*TASK DETAILS*
Pull out every line in the data that has the string "JSON" in it.

··· MATERIAL FOR THE TASK ···

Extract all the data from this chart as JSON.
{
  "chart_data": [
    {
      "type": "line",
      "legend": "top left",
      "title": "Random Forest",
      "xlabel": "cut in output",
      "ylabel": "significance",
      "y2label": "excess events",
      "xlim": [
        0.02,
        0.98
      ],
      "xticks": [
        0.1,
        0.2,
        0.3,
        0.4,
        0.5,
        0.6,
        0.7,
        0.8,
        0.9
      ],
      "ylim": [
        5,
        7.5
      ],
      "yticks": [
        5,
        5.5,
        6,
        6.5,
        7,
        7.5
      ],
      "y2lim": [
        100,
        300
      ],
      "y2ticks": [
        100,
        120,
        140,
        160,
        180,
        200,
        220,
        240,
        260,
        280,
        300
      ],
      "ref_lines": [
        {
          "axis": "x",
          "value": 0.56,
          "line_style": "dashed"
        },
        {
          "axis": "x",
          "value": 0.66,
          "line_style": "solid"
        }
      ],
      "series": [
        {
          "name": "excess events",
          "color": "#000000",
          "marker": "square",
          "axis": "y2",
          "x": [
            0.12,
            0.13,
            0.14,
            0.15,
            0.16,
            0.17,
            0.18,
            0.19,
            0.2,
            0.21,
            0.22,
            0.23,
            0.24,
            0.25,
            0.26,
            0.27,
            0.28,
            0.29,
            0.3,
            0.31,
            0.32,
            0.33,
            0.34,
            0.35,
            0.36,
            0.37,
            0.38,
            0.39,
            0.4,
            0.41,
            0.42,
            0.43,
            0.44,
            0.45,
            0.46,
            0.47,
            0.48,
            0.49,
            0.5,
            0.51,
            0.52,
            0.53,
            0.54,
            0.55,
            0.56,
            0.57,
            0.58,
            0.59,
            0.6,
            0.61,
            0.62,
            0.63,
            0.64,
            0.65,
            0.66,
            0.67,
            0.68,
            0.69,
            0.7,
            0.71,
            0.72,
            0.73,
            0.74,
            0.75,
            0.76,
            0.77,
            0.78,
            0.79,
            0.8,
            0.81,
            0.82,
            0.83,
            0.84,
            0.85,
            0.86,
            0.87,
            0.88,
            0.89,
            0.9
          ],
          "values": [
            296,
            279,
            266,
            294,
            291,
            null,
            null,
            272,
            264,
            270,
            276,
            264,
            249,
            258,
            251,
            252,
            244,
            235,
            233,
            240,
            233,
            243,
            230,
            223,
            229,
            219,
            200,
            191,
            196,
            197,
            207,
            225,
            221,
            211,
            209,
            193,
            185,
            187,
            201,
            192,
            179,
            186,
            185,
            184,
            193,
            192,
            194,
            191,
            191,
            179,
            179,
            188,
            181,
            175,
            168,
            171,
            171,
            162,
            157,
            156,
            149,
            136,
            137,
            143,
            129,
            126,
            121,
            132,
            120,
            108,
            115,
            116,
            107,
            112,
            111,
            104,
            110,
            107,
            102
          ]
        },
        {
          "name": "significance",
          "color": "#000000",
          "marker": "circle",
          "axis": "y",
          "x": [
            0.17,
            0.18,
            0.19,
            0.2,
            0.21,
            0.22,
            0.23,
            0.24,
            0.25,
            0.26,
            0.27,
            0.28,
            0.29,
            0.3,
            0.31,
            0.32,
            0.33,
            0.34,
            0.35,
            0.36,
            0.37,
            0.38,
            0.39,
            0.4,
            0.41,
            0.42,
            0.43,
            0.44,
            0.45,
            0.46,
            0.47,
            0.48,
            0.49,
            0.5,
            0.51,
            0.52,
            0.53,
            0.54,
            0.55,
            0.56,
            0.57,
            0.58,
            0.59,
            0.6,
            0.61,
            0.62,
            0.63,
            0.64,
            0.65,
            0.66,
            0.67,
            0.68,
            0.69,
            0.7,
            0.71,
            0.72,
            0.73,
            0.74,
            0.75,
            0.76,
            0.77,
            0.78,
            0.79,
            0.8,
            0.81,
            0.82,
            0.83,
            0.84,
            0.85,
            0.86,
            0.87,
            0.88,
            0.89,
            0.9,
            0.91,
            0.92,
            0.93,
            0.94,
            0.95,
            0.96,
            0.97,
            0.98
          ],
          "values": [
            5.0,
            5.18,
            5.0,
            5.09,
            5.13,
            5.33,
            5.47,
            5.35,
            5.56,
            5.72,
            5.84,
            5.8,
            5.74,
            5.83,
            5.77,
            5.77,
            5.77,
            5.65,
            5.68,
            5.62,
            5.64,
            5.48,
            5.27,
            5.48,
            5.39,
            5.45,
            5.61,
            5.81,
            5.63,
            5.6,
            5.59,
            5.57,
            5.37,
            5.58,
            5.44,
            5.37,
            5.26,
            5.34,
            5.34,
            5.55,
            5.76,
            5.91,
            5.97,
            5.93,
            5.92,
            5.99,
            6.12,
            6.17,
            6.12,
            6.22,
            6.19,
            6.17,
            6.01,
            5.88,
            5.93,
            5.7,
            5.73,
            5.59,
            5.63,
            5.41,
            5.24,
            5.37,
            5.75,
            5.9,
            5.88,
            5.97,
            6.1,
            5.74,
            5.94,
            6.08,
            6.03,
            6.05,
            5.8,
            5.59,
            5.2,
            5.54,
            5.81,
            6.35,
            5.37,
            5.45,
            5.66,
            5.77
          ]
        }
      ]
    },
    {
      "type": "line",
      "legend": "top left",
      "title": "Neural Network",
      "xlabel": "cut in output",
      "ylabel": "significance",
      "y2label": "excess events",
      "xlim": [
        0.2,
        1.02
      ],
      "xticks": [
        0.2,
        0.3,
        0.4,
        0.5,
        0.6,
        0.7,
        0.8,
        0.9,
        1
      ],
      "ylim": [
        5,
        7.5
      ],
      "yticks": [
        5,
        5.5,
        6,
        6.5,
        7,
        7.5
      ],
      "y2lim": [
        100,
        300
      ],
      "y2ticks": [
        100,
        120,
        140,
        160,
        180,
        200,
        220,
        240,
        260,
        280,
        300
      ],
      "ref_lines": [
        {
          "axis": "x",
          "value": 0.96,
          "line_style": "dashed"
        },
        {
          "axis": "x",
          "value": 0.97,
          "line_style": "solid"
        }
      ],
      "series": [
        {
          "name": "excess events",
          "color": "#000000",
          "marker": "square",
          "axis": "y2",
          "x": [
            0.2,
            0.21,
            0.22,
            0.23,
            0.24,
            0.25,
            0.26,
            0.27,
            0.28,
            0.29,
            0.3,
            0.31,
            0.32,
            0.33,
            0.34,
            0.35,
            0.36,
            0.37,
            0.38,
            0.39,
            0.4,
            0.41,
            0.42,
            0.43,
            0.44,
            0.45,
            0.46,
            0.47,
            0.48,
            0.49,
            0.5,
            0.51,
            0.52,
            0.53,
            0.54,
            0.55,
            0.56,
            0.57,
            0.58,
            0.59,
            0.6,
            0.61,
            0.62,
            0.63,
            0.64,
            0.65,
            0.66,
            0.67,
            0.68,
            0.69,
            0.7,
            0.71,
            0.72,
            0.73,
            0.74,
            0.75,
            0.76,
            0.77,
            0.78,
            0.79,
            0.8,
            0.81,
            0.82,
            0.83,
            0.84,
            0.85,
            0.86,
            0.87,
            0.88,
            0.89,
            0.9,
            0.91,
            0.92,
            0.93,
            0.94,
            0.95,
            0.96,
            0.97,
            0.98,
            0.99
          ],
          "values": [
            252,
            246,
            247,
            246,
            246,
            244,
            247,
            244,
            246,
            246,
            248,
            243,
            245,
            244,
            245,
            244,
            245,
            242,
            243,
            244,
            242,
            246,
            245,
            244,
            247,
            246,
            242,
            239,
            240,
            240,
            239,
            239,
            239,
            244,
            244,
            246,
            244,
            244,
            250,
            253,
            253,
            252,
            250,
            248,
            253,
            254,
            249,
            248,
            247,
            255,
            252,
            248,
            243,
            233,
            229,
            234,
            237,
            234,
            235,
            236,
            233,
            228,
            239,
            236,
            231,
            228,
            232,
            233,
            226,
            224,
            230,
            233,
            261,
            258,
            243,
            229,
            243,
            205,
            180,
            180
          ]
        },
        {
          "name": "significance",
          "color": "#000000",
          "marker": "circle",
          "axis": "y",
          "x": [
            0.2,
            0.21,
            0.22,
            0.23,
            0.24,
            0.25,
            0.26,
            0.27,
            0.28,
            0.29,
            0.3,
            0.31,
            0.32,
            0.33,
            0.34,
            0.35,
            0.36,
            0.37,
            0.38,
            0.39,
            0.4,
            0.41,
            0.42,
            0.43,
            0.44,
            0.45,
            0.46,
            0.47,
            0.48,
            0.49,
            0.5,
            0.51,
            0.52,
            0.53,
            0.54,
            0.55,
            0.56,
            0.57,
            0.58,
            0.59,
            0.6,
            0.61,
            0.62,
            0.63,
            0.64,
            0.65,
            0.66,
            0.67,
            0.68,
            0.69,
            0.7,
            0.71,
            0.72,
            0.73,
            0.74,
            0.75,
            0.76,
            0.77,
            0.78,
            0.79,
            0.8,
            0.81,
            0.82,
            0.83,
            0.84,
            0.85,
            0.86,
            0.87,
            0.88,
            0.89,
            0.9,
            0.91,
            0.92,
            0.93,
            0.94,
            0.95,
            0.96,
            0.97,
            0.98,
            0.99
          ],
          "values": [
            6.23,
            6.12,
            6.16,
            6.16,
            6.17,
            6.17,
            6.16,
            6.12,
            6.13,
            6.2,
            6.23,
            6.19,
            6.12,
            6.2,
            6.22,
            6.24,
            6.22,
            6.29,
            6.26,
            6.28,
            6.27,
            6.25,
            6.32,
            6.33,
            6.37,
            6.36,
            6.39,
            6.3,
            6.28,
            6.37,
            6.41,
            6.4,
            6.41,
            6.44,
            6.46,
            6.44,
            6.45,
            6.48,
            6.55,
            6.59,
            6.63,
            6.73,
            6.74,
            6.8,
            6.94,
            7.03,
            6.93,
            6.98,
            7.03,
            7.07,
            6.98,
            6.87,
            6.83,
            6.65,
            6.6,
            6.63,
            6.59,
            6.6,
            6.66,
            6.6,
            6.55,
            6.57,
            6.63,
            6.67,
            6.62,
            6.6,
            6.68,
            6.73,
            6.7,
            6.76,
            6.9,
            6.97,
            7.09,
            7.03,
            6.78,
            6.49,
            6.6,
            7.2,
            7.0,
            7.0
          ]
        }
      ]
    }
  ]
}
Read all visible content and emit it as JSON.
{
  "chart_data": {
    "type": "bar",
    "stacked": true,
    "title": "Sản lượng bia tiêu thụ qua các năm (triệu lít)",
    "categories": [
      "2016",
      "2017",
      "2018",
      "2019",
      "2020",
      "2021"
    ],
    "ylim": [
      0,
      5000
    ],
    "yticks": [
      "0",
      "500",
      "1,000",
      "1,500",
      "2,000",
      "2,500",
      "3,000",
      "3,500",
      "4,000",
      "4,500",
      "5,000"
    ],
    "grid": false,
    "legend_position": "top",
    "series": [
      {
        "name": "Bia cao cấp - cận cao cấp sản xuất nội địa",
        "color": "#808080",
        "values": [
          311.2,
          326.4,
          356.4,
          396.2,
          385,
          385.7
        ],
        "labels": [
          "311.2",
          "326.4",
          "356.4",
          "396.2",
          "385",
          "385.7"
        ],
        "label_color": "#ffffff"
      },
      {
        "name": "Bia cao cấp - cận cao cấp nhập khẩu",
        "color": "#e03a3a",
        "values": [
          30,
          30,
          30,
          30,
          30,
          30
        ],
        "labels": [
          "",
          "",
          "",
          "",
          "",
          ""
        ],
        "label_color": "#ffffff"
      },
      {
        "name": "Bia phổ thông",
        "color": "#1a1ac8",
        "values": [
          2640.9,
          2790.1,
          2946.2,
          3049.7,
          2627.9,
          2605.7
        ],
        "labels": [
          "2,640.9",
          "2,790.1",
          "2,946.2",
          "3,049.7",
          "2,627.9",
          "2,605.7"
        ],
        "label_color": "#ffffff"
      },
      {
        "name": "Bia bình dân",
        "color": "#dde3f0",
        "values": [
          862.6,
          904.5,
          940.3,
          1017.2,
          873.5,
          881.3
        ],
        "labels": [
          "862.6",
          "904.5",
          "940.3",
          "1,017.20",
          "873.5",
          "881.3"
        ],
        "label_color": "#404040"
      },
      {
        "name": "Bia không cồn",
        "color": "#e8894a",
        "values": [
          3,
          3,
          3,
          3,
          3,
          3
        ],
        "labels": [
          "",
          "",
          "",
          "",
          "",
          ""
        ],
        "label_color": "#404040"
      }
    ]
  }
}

···

*RESULT OF THIS TASK*
Extract all the data from this chart as JSON.
Read all visible content and emit it as JSON.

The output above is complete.